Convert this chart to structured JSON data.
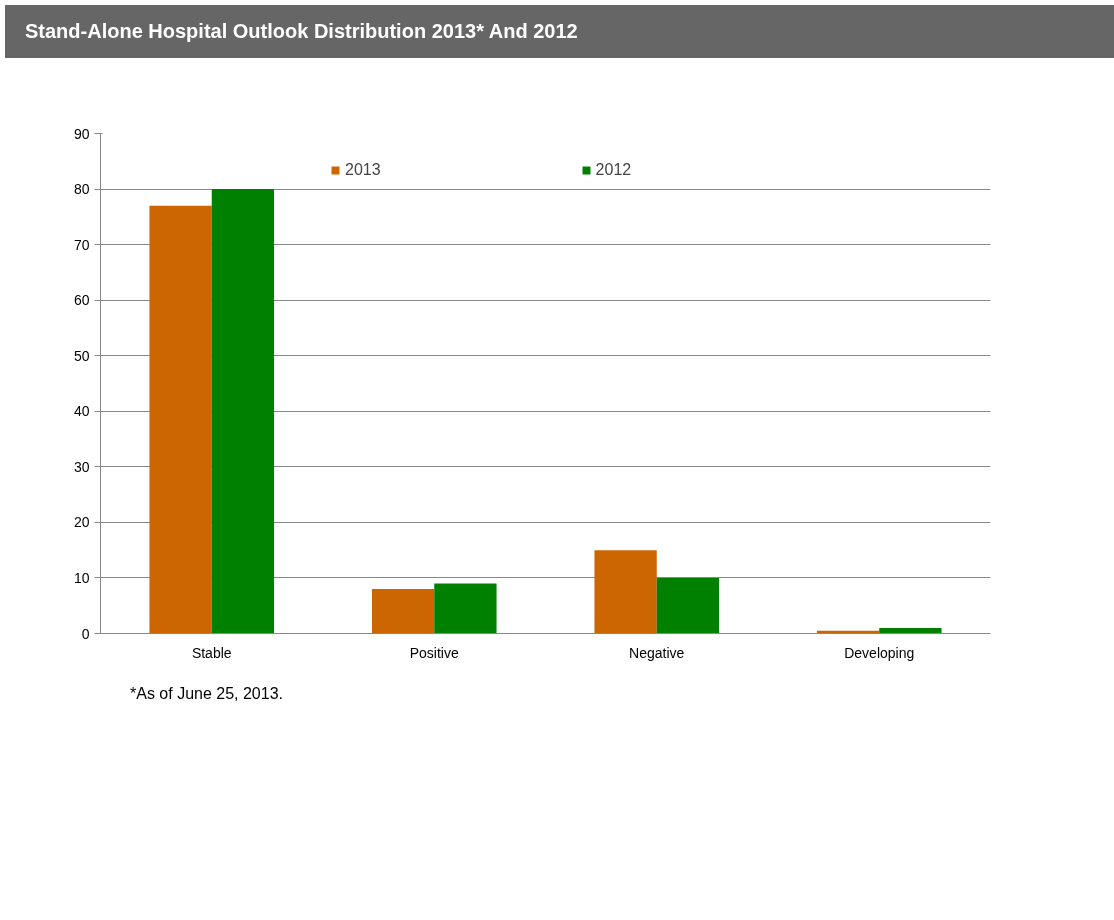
{
  "chart_data": {
    "type": "bar",
    "title": "Stand-Alone Hospital Outlook Distribution 2013* And 2012",
    "categories": [
      "Stable",
      "Positive",
      "Negative",
      "Developing"
    ],
    "series": [
      {
        "name": "2013",
        "color": "#cc6600",
        "values": [
          77,
          8,
          15,
          0.5
        ]
      },
      {
        "name": "2012",
        "color": "#008000",
        "values": [
          80,
          9,
          10,
          1
        ]
      }
    ],
    "ylim": [
      0,
      90
    ],
    "yticks": [
      0,
      10,
      20,
      30,
      40,
      50,
      60,
      70,
      80,
      90
    ],
    "grid": "y",
    "legend": "top",
    "annotations": [
      "*As of June 25, 2013."
    ]
  }
}
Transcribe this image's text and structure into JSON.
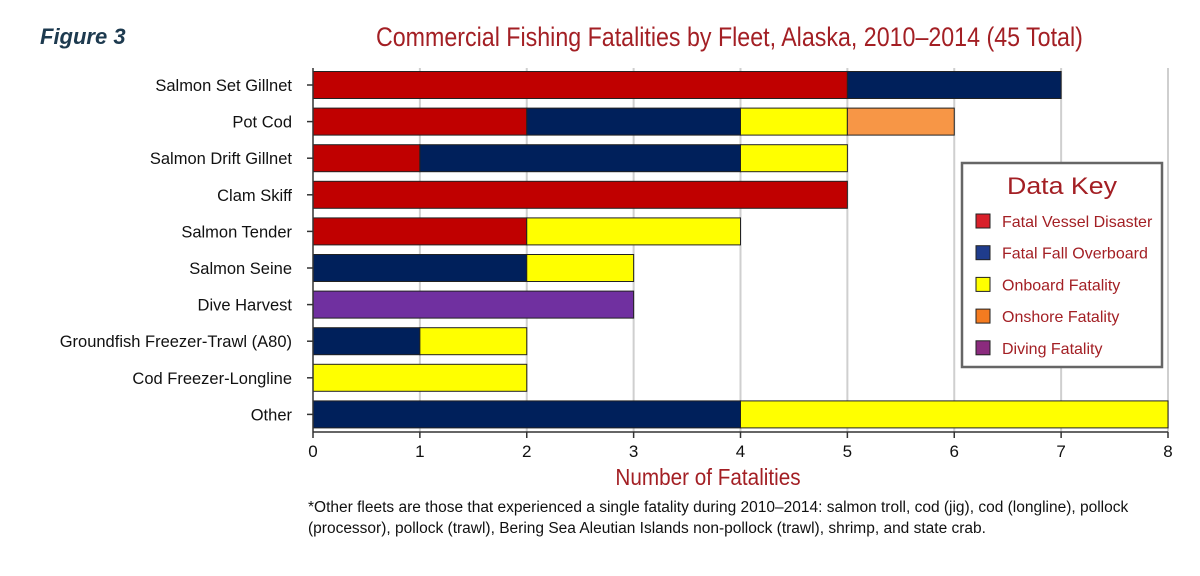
{
  "figure_label": "Figure 3",
  "footnote": "*Other fleets are those that experienced a single fatality during 2010–2014: salmon troll, cod (jig), cod (longline), pollock (processor), pollock (trawl), Bering Sea Aleutian Islands non-pollock (trawl), shrimp, and state crab.",
  "chart_data": {
    "type": "bar",
    "orientation": "horizontal",
    "stacked": true,
    "title": "Commercial Fishing Fatalities by Fleet, Alaska, 2010–2014 (45 Total)",
    "xlabel": "Number of Fatalities",
    "ylabel": "",
    "xlim": [
      0,
      8
    ],
    "xticks": [
      "0",
      "1",
      "2",
      "3",
      "4",
      "5",
      "6",
      "7",
      "8"
    ],
    "grid": "vertical",
    "legend_title": "Data Key",
    "legend_position": "right",
    "categories": [
      "Salmon Set Gillnet",
      "Pot Cod",
      "Salmon Drift Gillnet",
      "Clam Skiff",
      "Salmon Tender",
      "Salmon Seine",
      "Dive Harvest",
      "Groundfish Freezer-Trawl (A80)",
      "Cod Freezer-Longline",
      "Other"
    ],
    "series": [
      {
        "name": "Fatal Vessel Disaster",
        "color": "#c00000",
        "legend_color": "#d9202a",
        "values": [
          5,
          2,
          1,
          5,
          2,
          0,
          0,
          0,
          0,
          0
        ]
      },
      {
        "name": "Fatal Fall Overboard",
        "color": "#00205b",
        "legend_color": "#1f3c8c",
        "values": [
          2,
          2,
          3,
          0,
          0,
          2,
          0,
          1,
          0,
          4
        ]
      },
      {
        "name": "Onboard Fatality",
        "color": "#ffff00",
        "legend_color": "#ffff00",
        "values": [
          0,
          1,
          1,
          0,
          2,
          1,
          0,
          1,
          2,
          4
        ]
      },
      {
        "name": "Onshore Fatality",
        "color": "#f79646",
        "legend_color": "#f47b20",
        "values": [
          0,
          1,
          0,
          0,
          0,
          0,
          0,
          0,
          0,
          0
        ]
      },
      {
        "name": "Diving Fatality",
        "color": "#7030a0",
        "legend_color": "#8b2b7e",
        "values": [
          0,
          0,
          0,
          0,
          0,
          0,
          3,
          0,
          0,
          0
        ]
      }
    ]
  }
}
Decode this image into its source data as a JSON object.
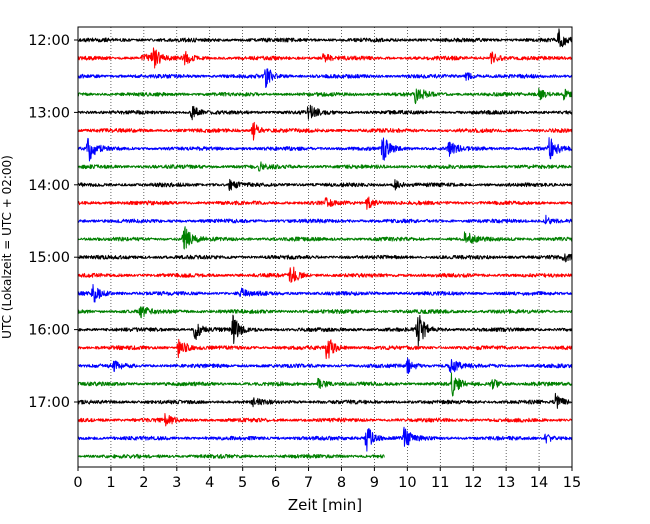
{
  "chart_data": {
    "type": "line",
    "subtype": "helicorder",
    "title": "",
    "xlabel": "Zeit  [min]",
    "ylabel": "UTC (Lokalzeit = UTC + 02:00)",
    "xlim": [
      0,
      15
    ],
    "x_ticks": [
      0,
      1,
      2,
      3,
      4,
      5,
      6,
      7,
      8,
      9,
      10,
      11,
      12,
      13,
      14,
      15
    ],
    "x_tick_labels": [
      "0",
      "1",
      "2",
      "3",
      "4",
      "5",
      "6",
      "7",
      "8",
      "9",
      "10",
      "11",
      "12",
      "13",
      "14",
      "15"
    ],
    "y_tick_labels": [
      "12:00",
      "13:00",
      "14:00",
      "15:00",
      "16:00",
      "17:00"
    ],
    "y_tick_rows": [
      0,
      4,
      8,
      12,
      16,
      20
    ],
    "grid": "vertical dotted at every minute",
    "colors_cycle": [
      "#000000",
      "#ff0000",
      "#0000ff",
      "#008000"
    ],
    "rows": [
      {
        "start": "12:00",
        "color": "#000000",
        "end_min": 15,
        "events": [
          {
            "t": 14.6,
            "amp": 1.1
          }
        ]
      },
      {
        "start": "12:15",
        "color": "#ff0000",
        "end_min": 15,
        "events": [
          {
            "t": 2.25,
            "amp": 1.2
          },
          {
            "t": 1.95,
            "amp": 0.5
          },
          {
            "t": 3.25,
            "amp": 0.6
          },
          {
            "t": 7.45,
            "amp": 0.5
          },
          {
            "t": 12.55,
            "amp": 0.7
          }
        ]
      },
      {
        "start": "12:30",
        "color": "#0000ff",
        "end_min": 15,
        "events": [
          {
            "t": 5.7,
            "amp": 1.0
          },
          {
            "t": 11.8,
            "amp": 0.45
          }
        ]
      },
      {
        "start": "12:45",
        "color": "#008000",
        "end_min": 15,
        "events": [
          {
            "t": 10.25,
            "amp": 1.0
          },
          {
            "t": 14.0,
            "amp": 0.7
          },
          {
            "t": 14.75,
            "amp": 0.6
          }
        ]
      },
      {
        "start": "13:00",
        "color": "#000000",
        "end_min": 15,
        "events": [
          {
            "t": 3.45,
            "amp": 0.7
          },
          {
            "t": 7.0,
            "amp": 0.9
          }
        ]
      },
      {
        "start": "13:15",
        "color": "#ff0000",
        "end_min": 15,
        "events": [
          {
            "t": 5.3,
            "amp": 1.0
          }
        ]
      },
      {
        "start": "13:30",
        "color": "#0000ff",
        "end_min": 15,
        "events": [
          {
            "t": 0.3,
            "amp": 1.4
          },
          {
            "t": 9.25,
            "amp": 1.4
          },
          {
            "t": 11.25,
            "amp": 0.8
          },
          {
            "t": 14.3,
            "amp": 1.4
          }
        ]
      },
      {
        "start": "13:45",
        "color": "#008000",
        "end_min": 15,
        "events": [
          {
            "t": 5.5,
            "amp": 0.4
          }
        ]
      },
      {
        "start": "14:00",
        "color": "#000000",
        "end_min": 15,
        "events": [
          {
            "t": 4.6,
            "amp": 0.5
          },
          {
            "t": 9.6,
            "amp": 0.5
          }
        ]
      },
      {
        "start": "14:15",
        "color": "#ff0000",
        "end_min": 15,
        "events": [
          {
            "t": 8.75,
            "amp": 0.9
          },
          {
            "t": 7.5,
            "amp": 0.45
          }
        ]
      },
      {
        "start": "14:30",
        "color": "#0000ff",
        "end_min": 15,
        "events": [
          {
            "t": 14.2,
            "amp": 0.5
          }
        ]
      },
      {
        "start": "14:45",
        "color": "#008000",
        "end_min": 15,
        "events": [
          {
            "t": 3.2,
            "amp": 1.6
          },
          {
            "t": 11.75,
            "amp": 0.9
          }
        ]
      },
      {
        "start": "15:00",
        "color": "#000000",
        "end_min": 15,
        "events": [
          {
            "t": 14.75,
            "amp": 0.4
          }
        ]
      },
      {
        "start": "15:15",
        "color": "#ff0000",
        "end_min": 15,
        "events": [
          {
            "t": 6.45,
            "amp": 1.2
          }
        ]
      },
      {
        "start": "15:30",
        "color": "#0000ff",
        "end_min": 15,
        "events": [
          {
            "t": 0.45,
            "amp": 1.0
          },
          {
            "t": 4.95,
            "amp": 0.45
          }
        ]
      },
      {
        "start": "15:45",
        "color": "#008000",
        "end_min": 15,
        "events": [
          {
            "t": 1.9,
            "amp": 0.6
          }
        ]
      },
      {
        "start": "16:00",
        "color": "#000000",
        "end_min": 15,
        "events": [
          {
            "t": 3.55,
            "amp": 1.1
          },
          {
            "t": 4.7,
            "amp": 1.4
          },
          {
            "t": 10.3,
            "amp": 2.0
          }
        ]
      },
      {
        "start": "16:15",
        "color": "#ff0000",
        "end_min": 15,
        "events": [
          {
            "t": 3.05,
            "amp": 1.2
          },
          {
            "t": 7.55,
            "amp": 1.4
          }
        ]
      },
      {
        "start": "16:30",
        "color": "#0000ff",
        "end_min": 15,
        "events": [
          {
            "t": 10.0,
            "amp": 0.8
          },
          {
            "t": 11.3,
            "amp": 0.9
          },
          {
            "t": 1.1,
            "amp": 0.5
          }
        ]
      },
      {
        "start": "16:45",
        "color": "#008000",
        "end_min": 15,
        "events": [
          {
            "t": 7.3,
            "amp": 0.7
          },
          {
            "t": 11.35,
            "amp": 1.2
          },
          {
            "t": 12.55,
            "amp": 0.6
          }
        ]
      },
      {
        "start": "17:00",
        "color": "#000000",
        "end_min": 15,
        "events": [
          {
            "t": 14.5,
            "amp": 0.8
          },
          {
            "t": 5.3,
            "amp": 0.4
          }
        ]
      },
      {
        "start": "17:15",
        "color": "#ff0000",
        "end_min": 15,
        "events": [
          {
            "t": 2.65,
            "amp": 0.6
          }
        ]
      },
      {
        "start": "17:30",
        "color": "#0000ff",
        "end_min": 15,
        "events": [
          {
            "t": 8.75,
            "amp": 1.5
          },
          {
            "t": 9.9,
            "amp": 1.1
          },
          {
            "t": 14.2,
            "amp": 0.5
          }
        ]
      },
      {
        "start": "17:45",
        "color": "#008000",
        "end_min": 9.3,
        "events": []
      }
    ]
  }
}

▸ **WRITTEN EXERCISE**
Extract all lines from the data in which "Gillnet" is found.

▸ **TASK SOLUTION**
      "Salmon Set Gillnet",
      "Salmon Drift Gillnet",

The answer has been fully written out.